Directions » Using the entries that follow, collect the lines where the word "Pork" appears.
* * * * * * *
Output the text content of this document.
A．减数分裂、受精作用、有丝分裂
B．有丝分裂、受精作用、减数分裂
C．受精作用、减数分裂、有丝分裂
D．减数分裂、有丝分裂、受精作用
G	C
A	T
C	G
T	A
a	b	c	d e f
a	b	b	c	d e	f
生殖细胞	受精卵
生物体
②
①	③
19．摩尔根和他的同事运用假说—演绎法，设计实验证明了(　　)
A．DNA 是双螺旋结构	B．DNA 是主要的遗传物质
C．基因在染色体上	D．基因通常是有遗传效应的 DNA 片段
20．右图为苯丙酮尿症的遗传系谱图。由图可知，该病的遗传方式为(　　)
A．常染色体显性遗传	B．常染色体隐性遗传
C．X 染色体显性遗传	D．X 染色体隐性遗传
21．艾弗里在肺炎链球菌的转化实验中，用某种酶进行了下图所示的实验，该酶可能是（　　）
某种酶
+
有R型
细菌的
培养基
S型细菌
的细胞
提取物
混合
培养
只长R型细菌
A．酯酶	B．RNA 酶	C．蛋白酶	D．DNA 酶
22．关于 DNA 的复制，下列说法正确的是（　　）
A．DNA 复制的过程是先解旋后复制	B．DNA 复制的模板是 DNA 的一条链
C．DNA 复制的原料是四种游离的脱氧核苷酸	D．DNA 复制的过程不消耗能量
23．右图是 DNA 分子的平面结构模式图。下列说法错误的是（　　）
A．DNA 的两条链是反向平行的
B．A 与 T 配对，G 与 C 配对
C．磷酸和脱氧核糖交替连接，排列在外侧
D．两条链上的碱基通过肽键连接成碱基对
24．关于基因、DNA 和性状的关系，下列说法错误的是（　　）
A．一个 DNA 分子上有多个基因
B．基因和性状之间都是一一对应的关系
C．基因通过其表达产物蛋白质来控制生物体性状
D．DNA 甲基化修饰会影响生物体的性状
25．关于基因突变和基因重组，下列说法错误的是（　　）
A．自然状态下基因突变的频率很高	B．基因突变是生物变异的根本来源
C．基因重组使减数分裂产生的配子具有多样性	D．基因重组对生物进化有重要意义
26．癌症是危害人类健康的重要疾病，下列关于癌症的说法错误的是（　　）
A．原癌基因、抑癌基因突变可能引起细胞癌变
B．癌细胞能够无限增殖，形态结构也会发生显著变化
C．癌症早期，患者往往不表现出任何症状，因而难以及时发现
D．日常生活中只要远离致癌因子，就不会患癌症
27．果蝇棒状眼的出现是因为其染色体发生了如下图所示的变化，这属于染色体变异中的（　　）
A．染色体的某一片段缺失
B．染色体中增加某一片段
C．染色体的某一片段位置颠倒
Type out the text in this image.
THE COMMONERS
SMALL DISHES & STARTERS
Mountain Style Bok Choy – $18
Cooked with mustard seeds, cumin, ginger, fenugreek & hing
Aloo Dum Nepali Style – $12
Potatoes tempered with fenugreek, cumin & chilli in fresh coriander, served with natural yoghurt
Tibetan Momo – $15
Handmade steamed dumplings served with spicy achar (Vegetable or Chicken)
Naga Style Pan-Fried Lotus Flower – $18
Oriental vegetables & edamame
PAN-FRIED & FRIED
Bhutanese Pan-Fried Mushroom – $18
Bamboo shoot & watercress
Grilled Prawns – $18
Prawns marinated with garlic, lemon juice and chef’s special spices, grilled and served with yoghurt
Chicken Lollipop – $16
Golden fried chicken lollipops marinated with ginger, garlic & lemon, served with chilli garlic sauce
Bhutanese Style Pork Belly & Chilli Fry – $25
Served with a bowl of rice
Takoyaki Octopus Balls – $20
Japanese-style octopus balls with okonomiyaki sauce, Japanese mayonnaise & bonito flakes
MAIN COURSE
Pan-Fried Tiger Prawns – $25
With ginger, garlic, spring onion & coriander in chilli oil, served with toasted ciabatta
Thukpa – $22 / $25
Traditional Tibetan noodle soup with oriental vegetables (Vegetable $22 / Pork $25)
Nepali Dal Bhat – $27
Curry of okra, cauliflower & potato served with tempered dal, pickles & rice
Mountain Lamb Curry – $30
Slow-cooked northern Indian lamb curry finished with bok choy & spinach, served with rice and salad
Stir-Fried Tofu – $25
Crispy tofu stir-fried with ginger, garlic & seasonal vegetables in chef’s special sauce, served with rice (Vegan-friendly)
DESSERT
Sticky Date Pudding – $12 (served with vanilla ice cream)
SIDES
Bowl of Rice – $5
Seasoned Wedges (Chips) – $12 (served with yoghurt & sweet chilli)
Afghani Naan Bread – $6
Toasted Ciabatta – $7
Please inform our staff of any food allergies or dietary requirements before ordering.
* * * * * * *
Answer below »
Bhutanese Style Pork Belly & Chilli Fry – $25
Traditional Tibetan noodle soup with oriental vegetables (Vegetable $22 / Pork $25)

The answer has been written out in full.